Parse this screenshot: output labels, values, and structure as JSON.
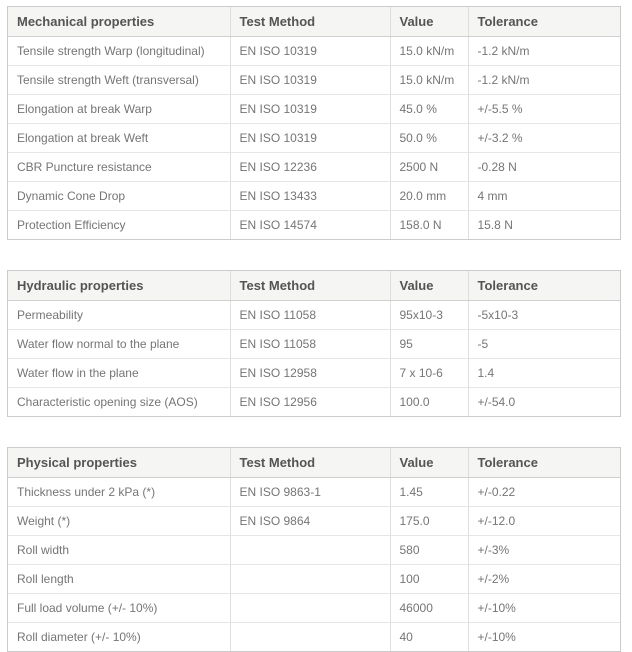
{
  "colors": {
    "page_background": "#ffffff",
    "header_background": "#f5f5f3",
    "header_text": "#555555",
    "body_text": "#757575",
    "outer_border": "#cbcbcb",
    "row_border": "#e6e6e6",
    "column_border": "#dddddd"
  },
  "column_headers": [
    "Test Method",
    "Value",
    "Tolerance"
  ],
  "tables": [
    {
      "title": "Mechanical properties",
      "rows": [
        [
          "Tensile strength Warp (longitudinal)",
          "EN ISO 10319",
          "15.0 kN/m",
          "-1.2 kN/m"
        ],
        [
          "Tensile strength Weft (transversal)",
          "EN ISO 10319",
          "15.0 kN/m",
          "-1.2 kN/m"
        ],
        [
          "Elongation at break Warp",
          "EN ISO 10319",
          "45.0 %",
          "+/-5.5 %"
        ],
        [
          "Elongation at break Weft",
          "EN ISO 10319",
          "50.0 %",
          "+/-3.2 %"
        ],
        [
          "CBR Puncture resistance",
          "EN ISO 12236",
          "2500 N",
          "-0.28 N"
        ],
        [
          "Dynamic Cone Drop",
          "EN ISO 13433",
          "20.0 mm",
          "4 mm"
        ],
        [
          "Protection Efficiency",
          "EN ISO 14574",
          "158.0 N",
          "15.8 N"
        ]
      ]
    },
    {
      "title": "Hydraulic properties",
      "rows": [
        [
          "Permeability",
          "EN ISO 11058",
          "95x10-3",
          "-5x10-3"
        ],
        [
          "Water flow normal to the plane",
          "EN ISO 11058",
          "95",
          "-5"
        ],
        [
          "Water flow in the plane",
          "EN ISO 12958",
          "7 x 10-6",
          "1.4"
        ],
        [
          "Characteristic opening size (AOS)",
          "EN ISO 12956",
          "100.0",
          "+/-54.0"
        ]
      ]
    },
    {
      "title": "Physical properties",
      "rows": [
        [
          "Thickness under 2 kPa (*)",
          "EN ISO 9863-1",
          "1.45",
          "+/-0.22"
        ],
        [
          "Weight (*)",
          "EN ISO 9864",
          "175.0",
          "+/-12.0"
        ],
        [
          "Roll width",
          "",
          "580",
          "+/-3%"
        ],
        [
          "Roll length",
          "",
          "100",
          "+/-2%"
        ],
        [
          "Full load volume (+/- 10%)",
          "",
          "46000",
          "+/-10%"
        ],
        [
          "Roll diameter (+/- 10%)",
          "",
          "40",
          "+/-10%"
        ]
      ]
    }
  ]
}
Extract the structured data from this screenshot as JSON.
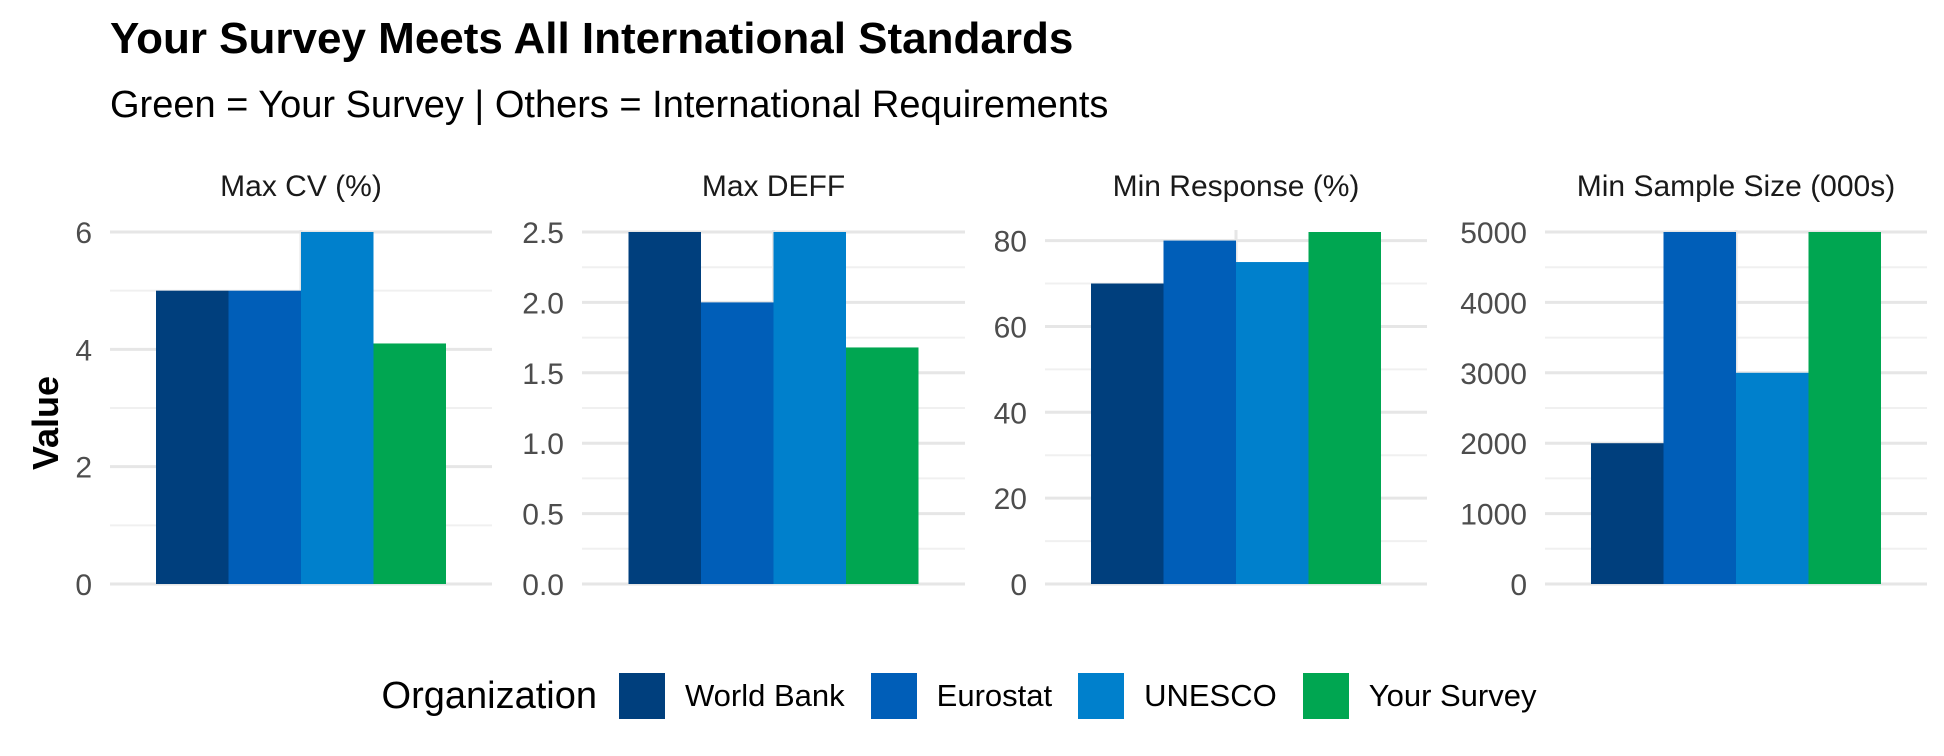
{
  "title": "Your Survey Meets All International Standards",
  "subtitle": "Green = Your Survey | Others = International Requirements",
  "ylabel": "Value",
  "legend": {
    "title": "Organization",
    "items": [
      {
        "label": "World Bank",
        "color": "#003F7D"
      },
      {
        "label": "Eurostat",
        "color": "#005EB8"
      },
      {
        "label": "UNESCO",
        "color": "#0080CC"
      },
      {
        "label": "Your Survey",
        "color": "#00A651"
      }
    ]
  },
  "chart_data": [
    {
      "type": "bar",
      "title": "Max CV (%)",
      "categories": [
        "World Bank",
        "Eurostat",
        "UNESCO",
        "Your Survey"
      ],
      "values": [
        5,
        5,
        6,
        4.1
      ],
      "ylim": [
        0,
        6
      ],
      "yticks": [
        0,
        2,
        4,
        6
      ],
      "ytick_labels": [
        "0",
        "2",
        "4",
        "6"
      ],
      "grid": true
    },
    {
      "type": "bar",
      "title": "Max DEFF",
      "categories": [
        "World Bank",
        "Eurostat",
        "UNESCO",
        "Your Survey"
      ],
      "values": [
        2.5,
        2.0,
        2.5,
        1.68
      ],
      "ylim": [
        0,
        2.5
      ],
      "yticks": [
        0,
        0.5,
        1.0,
        1.5,
        2.0,
        2.5
      ],
      "ytick_labels": [
        "0.0",
        "0.5",
        "1.0",
        "1.5",
        "2.0",
        "2.5"
      ],
      "grid": true
    },
    {
      "type": "bar",
      "title": "Min Response (%)",
      "categories": [
        "World Bank",
        "Eurostat",
        "UNESCO",
        "Your Survey"
      ],
      "values": [
        70,
        80,
        75,
        82
      ],
      "ylim": [
        0,
        82
      ],
      "yticks": [
        0,
        20,
        40,
        60,
        80
      ],
      "ytick_labels": [
        "0",
        "20",
        "40",
        "60",
        "80"
      ],
      "grid": true
    },
    {
      "type": "bar",
      "title": "Min Sample Size (000s)",
      "categories": [
        "World Bank",
        "Eurostat",
        "UNESCO",
        "Your Survey"
      ],
      "values": [
        2000,
        5000,
        3000,
        5000
      ],
      "ylim": [
        0,
        5000
      ],
      "yticks": [
        0,
        1000,
        2000,
        3000,
        4000,
        5000
      ],
      "ytick_labels": [
        "0",
        "1000",
        "2000",
        "3000",
        "4000",
        "5000"
      ],
      "grid": true
    }
  ]
}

**GOAL:**
From the listing, extract all text exactly as given and drop any picture.

**WRITTEN SOLUTION:**
Parse this screenshot: output labels, values, and structure as JSON.
{
  "colors": {
    "page_background": "#ffffff",
    "header_background": "#f5f5f3",
    "header_text": "#555555",
    "body_text": "#757575",
    "outer_border": "#cbcbcb",
    "row_border": "#e6e6e6",
    "column_border": "#dddddd"
  },
  "column_headers": [
    "Test Method",
    "Value",
    "Tolerance"
  ],
  "tables": [
    {
      "title": "Mechanical properties",
      "rows": [
        [
          "Tensile strength Warp (longitudinal)",
          "EN ISO 10319",
          "15.0 kN/m",
          "-1.2 kN/m"
        ],
        [
          "Tensile strength Weft (transversal)",
          "EN ISO 10319",
          "15.0 kN/m",
          "-1.2 kN/m"
        ],
        [
          "Elongation at break Warp",
          "EN ISO 10319",
          "45.0 %",
          "+/-5.5 %"
        ],
        [
          "Elongation at break Weft",
          "EN ISO 10319",
          "50.0 %",
          "+/-3.2 %"
        ],
        [
          "CBR Puncture resistance",
          "EN ISO 12236",
          "2500 N",
          "-0.28 N"
        ],
        [
          "Dynamic Cone Drop",
          "EN ISO 13433",
          "20.0 mm",
          "4 mm"
        ],
        [
          "Protection Efficiency",
          "EN ISO 14574",
          "158.0 N",
          "15.8 N"
        ]
      ]
    },
    {
      "title": "Hydraulic properties",
      "rows": [
        [
          "Permeability",
          "EN ISO 11058",
          "95x10-3",
          "-5x10-3"
        ],
        [
          "Water flow normal to the plane",
          "EN ISO 11058",
          "95",
          "-5"
        ],
        [
          "Water flow in the plane",
          "EN ISO 12958",
          "7 x 10-6",
          "1.4"
        ],
        [
          "Characteristic opening size (AOS)",
          "EN ISO 12956",
          "100.0",
          "+/-54.0"
        ]
      ]
    },
    {
      "title": "Physical properties",
      "rows": [
        [
          "Thickness under 2 kPa (*)",
          "EN ISO 9863-1",
          "1.45",
          "+/-0.22"
        ],
        [
          "Weight (*)",
          "EN ISO 9864",
          "175.0",
          "+/-12.0"
        ],
        [
          "Roll width",
          "",
          "580",
          "+/-3%"
        ],
        [
          "Roll length",
          "",
          "100",
          "+/-2%"
        ],
        [
          "Full load volume (+/- 10%)",
          "",
          "46000",
          "+/-10%"
        ],
        [
          "Roll diameter (+/- 10%)",
          "",
          "40",
          "+/-10%"
        ]
      ]
    }
  ]
}
Extract the structured data from this screenshot as JSON.
{
  "title": "Your Survey Meets All International Standards",
  "subtitle": "Green = Your Survey | Others = International Requirements",
  "ylabel": "Value",
  "legend": {
    "title": "Organization",
    "items": [
      {
        "label": "World Bank",
        "color": "#003F7D"
      },
      {
        "label": "Eurostat",
        "color": "#005EB8"
      },
      {
        "label": "UNESCO",
        "color": "#0080CC"
      },
      {
        "label": "Your Survey",
        "color": "#00A651"
      }
    ]
  },
  "chart_data": [
    {
      "type": "bar",
      "title": "Max CV (%)",
      "categories": [
        "World Bank",
        "Eurostat",
        "UNESCO",
        "Your Survey"
      ],
      "values": [
        5,
        5,
        6,
        4.1
      ],
      "ylim": [
        0,
        6
      ],
      "yticks": [
        0,
        2,
        4,
        6
      ],
      "ytick_labels": [
        "0",
        "2",
        "4",
        "6"
      ],
      "grid": true
    },
    {
      "type": "bar",
      "title": "Max DEFF",
      "categories": [
        "World Bank",
        "Eurostat",
        "UNESCO",
        "Your Survey"
      ],
      "values": [
        2.5,
        2.0,
        2.5,
        1.68
      ],
      "ylim": [
        0,
        2.5
      ],
      "yticks": [
        0,
        0.5,
        1.0,
        1.5,
        2.0,
        2.5
      ],
      "ytick_labels": [
        "0.0",
        "0.5",
        "1.0",
        "1.5",
        "2.0",
        "2.5"
      ],
      "grid": true
    },
    {
      "type": "bar",
      "title": "Min Response (%)",
      "categories": [
        "World Bank",
        "Eurostat",
        "UNESCO",
        "Your Survey"
      ],
      "values": [
        70,
        80,
        75,
        82
      ],
      "ylim": [
        0,
        82
      ],
      "yticks": [
        0,
        20,
        40,
        60,
        80
      ],
      "ytick_labels": [
        "0",
        "20",
        "40",
        "60",
        "80"
      ],
      "grid": true
    },
    {
      "type": "bar",
      "title": "Min Sample Size (000s)",
      "categories": [
        "World Bank",
        "Eurostat",
        "UNESCO",
        "Your Survey"
      ],
      "values": [
        2000,
        5000,
        3000,
        5000
      ],
      "ylim": [
        0,
        5000
      ],
      "yticks": [
        0,
        1000,
        2000,
        3000,
        4000,
        5000
      ],
      "ytick_labels": [
        "0",
        "1000",
        "2000",
        "3000",
        "4000",
        "5000"
      ],
      "grid": true
    }
  ]
}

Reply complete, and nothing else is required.